### WHAT IS REQUIRED
The records below should be written out again, exactly.

### EXERCISE MATERIAL

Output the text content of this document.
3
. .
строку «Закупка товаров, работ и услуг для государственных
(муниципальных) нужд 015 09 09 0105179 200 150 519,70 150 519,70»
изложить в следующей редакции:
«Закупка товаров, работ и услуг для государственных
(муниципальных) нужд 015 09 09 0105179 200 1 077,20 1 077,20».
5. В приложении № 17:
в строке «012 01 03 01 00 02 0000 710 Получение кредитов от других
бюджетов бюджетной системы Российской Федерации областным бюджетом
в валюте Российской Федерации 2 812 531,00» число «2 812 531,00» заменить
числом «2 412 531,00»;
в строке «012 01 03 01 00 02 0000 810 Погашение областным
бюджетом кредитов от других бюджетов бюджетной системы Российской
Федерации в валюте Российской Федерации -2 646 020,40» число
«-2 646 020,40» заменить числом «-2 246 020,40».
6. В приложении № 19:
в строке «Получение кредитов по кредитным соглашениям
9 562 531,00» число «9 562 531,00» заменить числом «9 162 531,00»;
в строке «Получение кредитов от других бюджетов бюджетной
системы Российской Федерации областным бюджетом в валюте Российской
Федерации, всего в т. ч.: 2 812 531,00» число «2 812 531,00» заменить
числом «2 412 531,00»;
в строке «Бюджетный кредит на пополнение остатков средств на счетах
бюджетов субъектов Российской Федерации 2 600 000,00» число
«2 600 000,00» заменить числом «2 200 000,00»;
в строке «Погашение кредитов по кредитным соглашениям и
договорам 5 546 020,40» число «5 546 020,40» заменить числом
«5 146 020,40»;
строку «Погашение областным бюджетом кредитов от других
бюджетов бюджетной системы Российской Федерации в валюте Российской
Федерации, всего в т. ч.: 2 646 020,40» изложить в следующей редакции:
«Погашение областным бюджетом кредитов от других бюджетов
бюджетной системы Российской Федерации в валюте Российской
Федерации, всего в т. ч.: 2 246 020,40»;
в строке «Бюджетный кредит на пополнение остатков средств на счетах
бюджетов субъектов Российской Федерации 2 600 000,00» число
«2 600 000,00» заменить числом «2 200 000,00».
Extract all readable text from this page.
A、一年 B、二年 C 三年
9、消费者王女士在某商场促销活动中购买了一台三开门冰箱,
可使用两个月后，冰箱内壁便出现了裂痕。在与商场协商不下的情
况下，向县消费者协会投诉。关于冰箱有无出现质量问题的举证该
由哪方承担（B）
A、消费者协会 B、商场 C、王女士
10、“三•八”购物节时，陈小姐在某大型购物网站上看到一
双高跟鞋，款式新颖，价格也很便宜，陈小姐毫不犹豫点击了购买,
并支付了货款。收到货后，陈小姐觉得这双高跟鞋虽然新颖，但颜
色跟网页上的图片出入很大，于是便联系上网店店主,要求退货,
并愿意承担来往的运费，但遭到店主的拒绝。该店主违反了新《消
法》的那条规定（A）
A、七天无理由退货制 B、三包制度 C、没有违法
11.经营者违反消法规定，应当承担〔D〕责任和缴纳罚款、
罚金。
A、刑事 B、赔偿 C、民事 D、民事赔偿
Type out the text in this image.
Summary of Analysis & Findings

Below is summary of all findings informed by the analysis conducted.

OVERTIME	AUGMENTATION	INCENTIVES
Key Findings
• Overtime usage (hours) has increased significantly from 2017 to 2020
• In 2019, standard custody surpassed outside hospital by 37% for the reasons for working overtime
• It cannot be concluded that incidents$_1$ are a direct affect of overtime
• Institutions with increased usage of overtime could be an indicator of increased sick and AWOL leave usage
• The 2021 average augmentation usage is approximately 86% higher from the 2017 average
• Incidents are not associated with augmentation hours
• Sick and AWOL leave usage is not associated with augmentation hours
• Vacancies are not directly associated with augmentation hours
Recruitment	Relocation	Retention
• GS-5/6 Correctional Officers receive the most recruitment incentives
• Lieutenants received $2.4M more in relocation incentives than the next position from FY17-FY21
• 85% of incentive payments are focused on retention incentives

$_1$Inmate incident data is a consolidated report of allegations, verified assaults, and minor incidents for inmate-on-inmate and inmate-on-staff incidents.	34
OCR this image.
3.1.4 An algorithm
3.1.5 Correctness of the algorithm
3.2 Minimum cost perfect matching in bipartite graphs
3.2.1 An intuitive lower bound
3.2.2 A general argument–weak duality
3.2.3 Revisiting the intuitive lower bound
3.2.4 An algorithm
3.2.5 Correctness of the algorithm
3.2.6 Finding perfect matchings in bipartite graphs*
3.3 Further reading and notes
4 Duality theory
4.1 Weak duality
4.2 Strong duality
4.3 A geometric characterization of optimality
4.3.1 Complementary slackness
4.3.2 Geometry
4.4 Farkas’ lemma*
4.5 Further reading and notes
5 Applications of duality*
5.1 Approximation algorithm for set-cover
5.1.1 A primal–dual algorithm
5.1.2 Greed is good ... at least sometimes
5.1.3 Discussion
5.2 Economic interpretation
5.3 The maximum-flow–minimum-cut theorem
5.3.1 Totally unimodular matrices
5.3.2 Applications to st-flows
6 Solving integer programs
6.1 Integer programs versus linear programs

### SOLVED PROBLEM
Output the text content of this document.
3
. .
строку «Закупка товаров, работ и услуг для государственных
(муниципальных) нужд 015 09 09 0105179 200 150 519,70 150 519,70»
изложить в следующей редакции:
«Закупка товаров, работ и услуг для государственных
(муниципальных) нужд 015 09 09 0105179 200 1 077,20 1 077,20».
5. В приложении № 17:
в строке «012 01 03 01 00 02 0000 710 Получение кредитов от других
бюджетов бюджетной системы Российской Федерации областным бюджетом
в валюте Российской Федерации 2 812 531,00» число «2 812 531,00» заменить
числом «2 412 531,00»;
в строке «012 01 03 01 00 02 0000 810 Погашение областным
бюджетом кредитов от других бюджетов бюджетной системы Российской
Федерации в валюте Российской Федерации -2 646 020,40» число
«-2 646 020,40» заменить числом «-2 246 020,40».
6. В приложении № 19:
в строке «Получение кредитов по кредитным соглашениям
9 562 531,00» число «9 562 531,00» заменить числом «9 162 531,00»;
в строке «Получение кредитов от других бюджетов бюджетной
системы Российской Федерации областным бюджетом в валюте Российской
Федерации, всего в т. ч.: 2 812 531,00» число «2 812 531,00» заменить
числом «2 412 531,00»;
в строке «Бюджетный кредит на пополнение остатков средств на счетах
бюджетов субъектов Российской Федерации 2 600 000,00» число
«2 600 000,00» заменить числом «2 200 000,00»;
в строке «Погашение кредитов по кредитным соглашениям и
договорам 5 546 020,40» число «5 546 020,40» заменить числом
«5 146 020,40»;
строку «Погашение областным бюджетом кредитов от других
бюджетов бюджетной системы Российской Федерации в валюте Российской
Федерации, всего в т. ч.: 2 646 020,40» изложить в следующей редакции:
«Погашение областным бюджетом кредитов от других бюджетов
бюджетной системы Российской Федерации в валюте Российской
Федерации, всего в т. ч.: 2 246 020,40»;
в строке «Бюджетный кредит на пополнение остатков средств на счетах
бюджетов субъектов Российской Федерации 2 600 000,00» число
«2 600 000,00» заменить числом «2 200 000,00».
Extract all readable text from this page.
A、一年 B、二年 C 三年
9、消费者王女士在某商场促销活动中购买了一台三开门冰箱,
可使用两个月后，冰箱内壁便出现了裂痕。在与商场协商不下的情
况下，向县消费者协会投诉。关于冰箱有无出现质量问题的举证该
由哪方承担（B）
A、消费者协会 B、商场 C、王女士
10、“三•八”购物节时，陈小姐在某大型购物网站上看到一
双高跟鞋，款式新颖，价格也很便宜，陈小姐毫不犹豫点击了购买,
并支付了货款。收到货后，陈小姐觉得这双高跟鞋虽然新颖，但颜
色跟网页上的图片出入很大，于是便联系上网店店主,要求退货,
并愿意承担来往的运费，但遭到店主的拒绝。该店主违反了新《消
法》的那条规定（A）
A、七天无理由退货制 B、三包制度 C、没有违法
11.经营者违反消法规定，应当承担〔D〕责任和缴纳罚款、
罚金。
A、刑事 B、赔偿 C、民事 D、民事赔偿
Type out the text in this image.
Summary of Analysis & Findings

Below is summary of all findings informed by the analysis conducted.

OVERTIME	AUGMENTATION	INCENTIVES
Key Findings
• Overtime usage (hours) has increased significantly from 2017 to 2020
• In 2019, standard custody surpassed outside hospital by 37% for the reasons for working overtime
• It cannot be concluded that incidents$_1$ are a direct affect of overtime
• Institutions with increased usage of overtime could be an indicator of increased sick and AWOL leave usage
• The 2021 average augmentation usage is approximately 86% higher from the 2017 average
• Incidents are not associated with augmentation hours
• Sick and AWOL leave usage is not associated with augmentation hours
• Vacancies are not directly associated with augmentation hours
Recruitment	Relocation	Retention
• GS-5/6 Correctional Officers receive the most recruitment incentives
• Lieutenants received $2.4M more in relocation incentives than the next position from FY17-FY21
• 85% of incentive payments are focused on retention incentives

$_1$Inmate incident data is a consolidated report of allegations, verified assaults, and minor incidents for inmate-on-inmate and inmate-on-staff incidents.	34
OCR this image.
3.1.4 An algorithm
3.1.5 Correctness of the algorithm
3.2 Minimum cost perfect matching in bipartite graphs
3.2.1 An intuitive lower bound
3.2.2 A general argument–weak duality
3.2.3 Revisiting the intuitive lower bound
3.2.4 An algorithm
3.2.5 Correctness of the algorithm
3.2.6 Finding perfect matchings in bipartite graphs*
3.3 Further reading and notes
4 Duality theory
4.1 Weak duality
4.2 Strong duality
4.3 A geometric characterization of optimality
4.3.1 Complementary slackness
4.3.2 Geometry
4.4 Farkas’ lemma*
4.5 Further reading and notes
5 Applications of duality*
5.1 Approximation algorithm for set-cover
5.1.1 A primal–dual algorithm
5.1.2 Greed is good ... at least sometimes
5.1.3 Discussion
5.2 Economic interpretation
5.3 The maximum-flow–minimum-cut theorem
5.3.1 Totally unimodular matrices
5.3.2 Applications to st-flows
6 Solving integer programs
6.1 Integer programs versus linear programs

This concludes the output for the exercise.